## Your task
All lines in which the word "value" occurs are to be extracted.

___

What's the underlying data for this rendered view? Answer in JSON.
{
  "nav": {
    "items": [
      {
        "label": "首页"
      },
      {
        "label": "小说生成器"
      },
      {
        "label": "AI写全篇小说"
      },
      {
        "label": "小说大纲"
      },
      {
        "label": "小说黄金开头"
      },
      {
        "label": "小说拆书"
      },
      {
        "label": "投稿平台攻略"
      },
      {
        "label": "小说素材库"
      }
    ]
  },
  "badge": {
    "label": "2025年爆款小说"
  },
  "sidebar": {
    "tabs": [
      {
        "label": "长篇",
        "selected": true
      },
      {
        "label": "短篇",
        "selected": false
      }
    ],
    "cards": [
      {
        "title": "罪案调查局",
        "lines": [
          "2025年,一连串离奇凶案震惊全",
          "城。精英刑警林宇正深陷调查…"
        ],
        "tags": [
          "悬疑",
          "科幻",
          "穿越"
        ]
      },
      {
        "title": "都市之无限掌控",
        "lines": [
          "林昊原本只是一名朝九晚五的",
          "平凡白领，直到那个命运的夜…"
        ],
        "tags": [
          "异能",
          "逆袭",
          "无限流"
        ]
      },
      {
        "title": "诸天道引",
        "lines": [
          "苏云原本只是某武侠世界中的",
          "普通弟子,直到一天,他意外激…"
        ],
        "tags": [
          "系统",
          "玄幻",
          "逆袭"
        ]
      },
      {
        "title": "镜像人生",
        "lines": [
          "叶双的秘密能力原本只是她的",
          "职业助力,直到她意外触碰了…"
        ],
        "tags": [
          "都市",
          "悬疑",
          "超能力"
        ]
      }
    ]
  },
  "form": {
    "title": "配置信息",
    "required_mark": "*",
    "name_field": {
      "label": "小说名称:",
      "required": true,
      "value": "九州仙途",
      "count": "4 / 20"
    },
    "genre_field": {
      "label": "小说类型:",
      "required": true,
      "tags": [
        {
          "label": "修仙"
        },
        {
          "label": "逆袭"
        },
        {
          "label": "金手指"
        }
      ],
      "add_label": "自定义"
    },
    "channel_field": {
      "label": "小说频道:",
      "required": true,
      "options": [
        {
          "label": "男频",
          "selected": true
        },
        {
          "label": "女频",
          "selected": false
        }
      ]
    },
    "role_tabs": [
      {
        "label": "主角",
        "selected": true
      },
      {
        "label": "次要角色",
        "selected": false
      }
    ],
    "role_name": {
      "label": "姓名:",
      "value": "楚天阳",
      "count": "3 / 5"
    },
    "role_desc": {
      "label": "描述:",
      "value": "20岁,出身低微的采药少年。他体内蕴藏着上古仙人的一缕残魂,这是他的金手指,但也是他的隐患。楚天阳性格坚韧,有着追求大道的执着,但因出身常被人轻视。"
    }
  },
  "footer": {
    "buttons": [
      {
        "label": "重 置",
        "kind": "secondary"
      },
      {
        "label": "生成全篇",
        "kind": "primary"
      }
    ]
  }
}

___

## Full output
      "value": "九州仙途",
      "value": "楚天阳",
      "value": "20岁,出身低微的采药少年。他体内蕴藏着上古仙人的一缕残魂,这是他的金手指,但也是他的隐患。楚天阳性格坚韧,有着追求大道的执着,但因出身常被人轻视。"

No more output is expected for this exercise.